= REQUIRED TASK =
Read the material below. Count the lines containing "access" and give that count alone.
##### EXERCISE MATERIAL
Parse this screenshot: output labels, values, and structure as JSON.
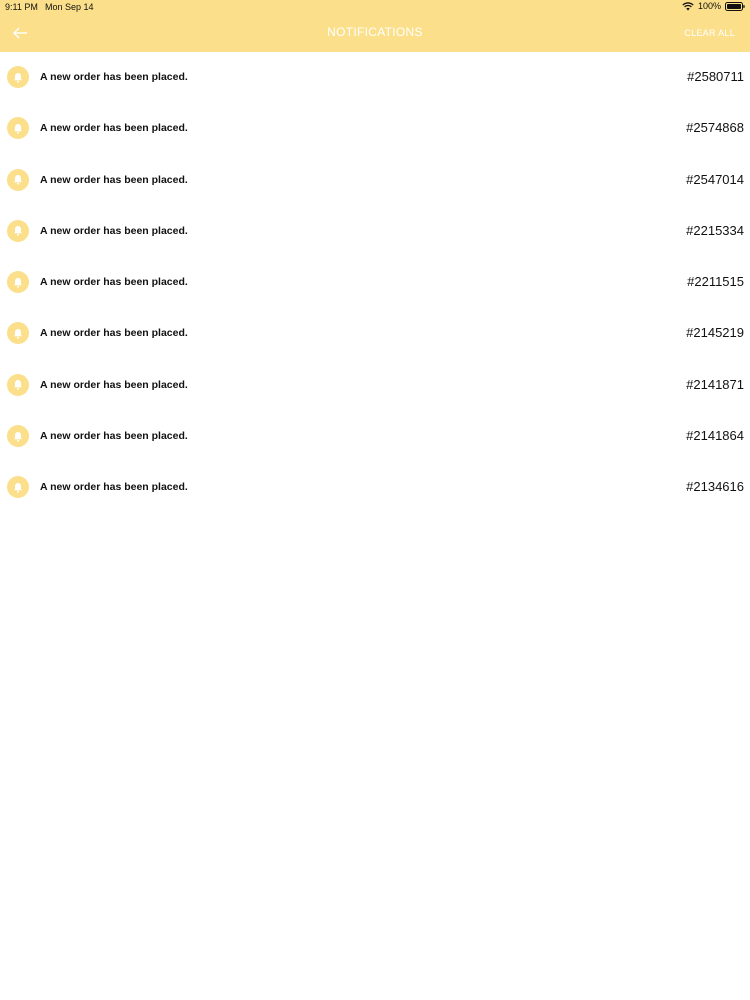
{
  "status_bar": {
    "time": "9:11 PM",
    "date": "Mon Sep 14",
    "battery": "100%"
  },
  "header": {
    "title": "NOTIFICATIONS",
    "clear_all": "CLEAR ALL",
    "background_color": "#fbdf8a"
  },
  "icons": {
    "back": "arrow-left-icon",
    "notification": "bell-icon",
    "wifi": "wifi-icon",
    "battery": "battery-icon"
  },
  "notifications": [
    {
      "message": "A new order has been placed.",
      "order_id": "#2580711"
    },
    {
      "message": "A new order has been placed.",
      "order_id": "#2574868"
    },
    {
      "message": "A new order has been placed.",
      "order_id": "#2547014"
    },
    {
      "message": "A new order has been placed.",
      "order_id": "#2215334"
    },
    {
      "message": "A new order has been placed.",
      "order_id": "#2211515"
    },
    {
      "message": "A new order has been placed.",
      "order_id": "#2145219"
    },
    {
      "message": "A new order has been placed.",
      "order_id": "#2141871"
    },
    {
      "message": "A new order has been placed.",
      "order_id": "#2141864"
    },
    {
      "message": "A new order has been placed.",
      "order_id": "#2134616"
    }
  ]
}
##########
##### EXERCISE MATERIAL
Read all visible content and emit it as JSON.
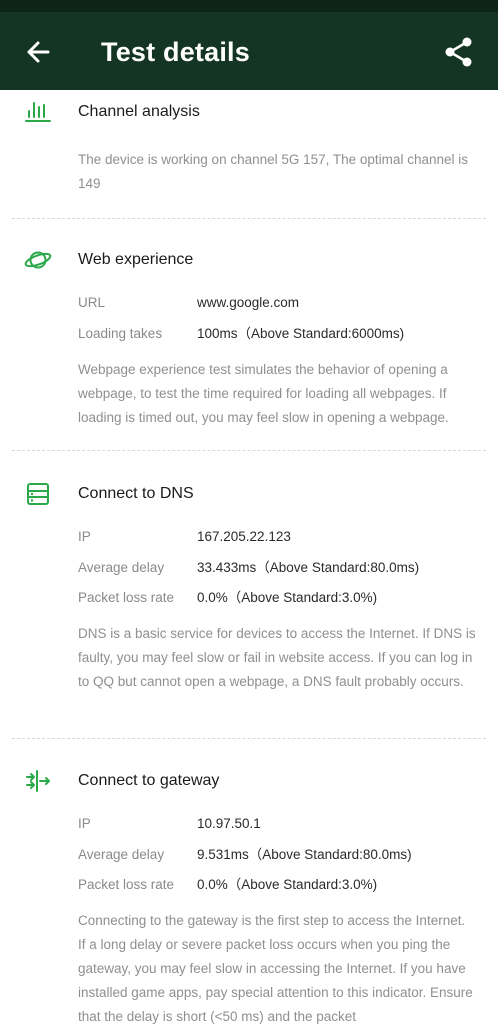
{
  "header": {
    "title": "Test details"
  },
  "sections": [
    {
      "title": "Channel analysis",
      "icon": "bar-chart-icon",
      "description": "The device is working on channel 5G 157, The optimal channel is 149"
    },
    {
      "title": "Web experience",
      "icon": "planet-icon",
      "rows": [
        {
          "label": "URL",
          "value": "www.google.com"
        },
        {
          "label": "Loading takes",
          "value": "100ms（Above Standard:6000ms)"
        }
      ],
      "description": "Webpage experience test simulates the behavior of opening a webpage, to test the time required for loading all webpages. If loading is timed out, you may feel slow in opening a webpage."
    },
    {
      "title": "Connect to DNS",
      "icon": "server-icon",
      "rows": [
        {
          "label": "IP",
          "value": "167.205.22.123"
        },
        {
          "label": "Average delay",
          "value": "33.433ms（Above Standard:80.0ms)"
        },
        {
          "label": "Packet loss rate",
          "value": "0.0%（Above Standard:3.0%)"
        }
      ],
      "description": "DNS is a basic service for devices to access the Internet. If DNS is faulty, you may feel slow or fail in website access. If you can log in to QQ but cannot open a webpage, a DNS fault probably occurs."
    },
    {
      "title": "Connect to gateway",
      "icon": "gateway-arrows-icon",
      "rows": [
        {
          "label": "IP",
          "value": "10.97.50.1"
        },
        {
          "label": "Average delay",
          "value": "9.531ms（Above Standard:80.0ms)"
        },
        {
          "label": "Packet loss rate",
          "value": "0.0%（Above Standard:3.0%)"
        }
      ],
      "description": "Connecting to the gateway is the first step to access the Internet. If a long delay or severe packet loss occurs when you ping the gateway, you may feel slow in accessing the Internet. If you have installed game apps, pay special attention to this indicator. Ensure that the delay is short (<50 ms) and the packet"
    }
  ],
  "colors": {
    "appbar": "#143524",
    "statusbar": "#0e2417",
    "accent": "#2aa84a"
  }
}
##########
= SOLUTION FOR THIS EXERCISE =
2